* begin MATERIAL SUPPLIED *
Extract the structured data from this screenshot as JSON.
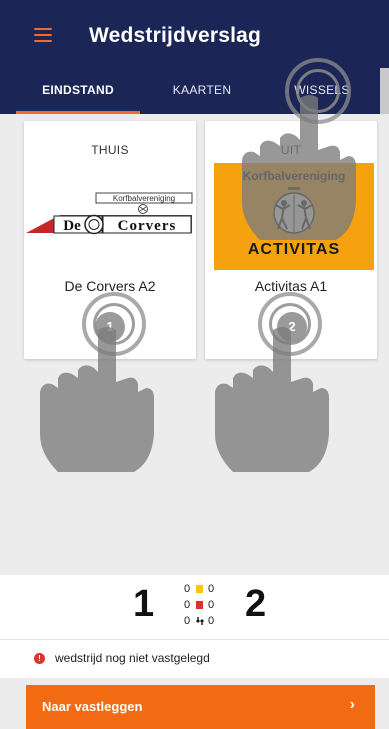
{
  "header": {
    "title": "Wedstrijdverslag",
    "menu_icon": "hamburger-menu-icon"
  },
  "tabs": [
    {
      "label": "EINDSTAND",
      "active": true
    },
    {
      "label": "KAARTEN",
      "active": false
    },
    {
      "label": "WISSELS",
      "active": false
    }
  ],
  "home": {
    "side_label": "THUIS",
    "logo_top_text": "Korfbalvereniging",
    "logo_text_de": "De",
    "logo_text_corvers": "Corvers",
    "team_name": "De Corvers A2",
    "score": "1"
  },
  "away": {
    "side_label": "UIT",
    "logo_top_text": "Korfbalvereniging",
    "logo_bottom_text": "ACTIVITAS",
    "team_name": "Activitas A1",
    "score": "2"
  },
  "summary": {
    "home_score": "1",
    "away_score": "2",
    "yellow": {
      "home": "0",
      "away": "0"
    },
    "red": {
      "home": "0",
      "away": "0"
    },
    "subs": {
      "home": "0",
      "away": "0"
    }
  },
  "status": {
    "message": "wedstrijd nog niet vastgelegd"
  },
  "cta": {
    "label": "Naar vastleggen",
    "chevron": "›"
  },
  "colors": {
    "header_bg": "#1b2657",
    "accent": "#f06a2a",
    "cta_bg": "#f26a12",
    "error": "#d9342b",
    "away_logo_bg": "#f6a20f"
  }
}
* end MATERIAL SUPPLIED *
**TASK DESCRIPTION:** Extract all the entries word for word; omit any pictures.

**RESPONSE:**
Extract the structured data from this screenshot as JSON.
{
  "header": {
    "title": "Wedstrijdverslag",
    "menu_icon": "hamburger-menu-icon"
  },
  "tabs": [
    {
      "label": "EINDSTAND",
      "active": true
    },
    {
      "label": "KAARTEN",
      "active": false
    },
    {
      "label": "WISSELS",
      "active": false
    }
  ],
  "home": {
    "side_label": "THUIS",
    "logo_top_text": "Korfbalvereniging",
    "logo_text_de": "De",
    "logo_text_corvers": "Corvers",
    "team_name": "De Corvers A2",
    "score": "1"
  },
  "away": {
    "side_label": "UIT",
    "logo_top_text": "Korfbalvereniging",
    "logo_bottom_text": "ACTIVITAS",
    "team_name": "Activitas A1",
    "score": "2"
  },
  "summary": {
    "home_score": "1",
    "away_score": "2",
    "yellow": {
      "home": "0",
      "away": "0"
    },
    "red": {
      "home": "0",
      "away": "0"
    },
    "subs": {
      "home": "0",
      "away": "0"
    }
  },
  "status": {
    "message": "wedstrijd nog niet vastgelegd"
  },
  "cta": {
    "label": "Naar vastleggen",
    "chevron": "›"
  },
  "colors": {
    "header_bg": "#1b2657",
    "accent": "#f06a2a",
    "cta_bg": "#f26a12",
    "error": "#d9342b",
    "away_logo_bg": "#f6a20f"
  }
}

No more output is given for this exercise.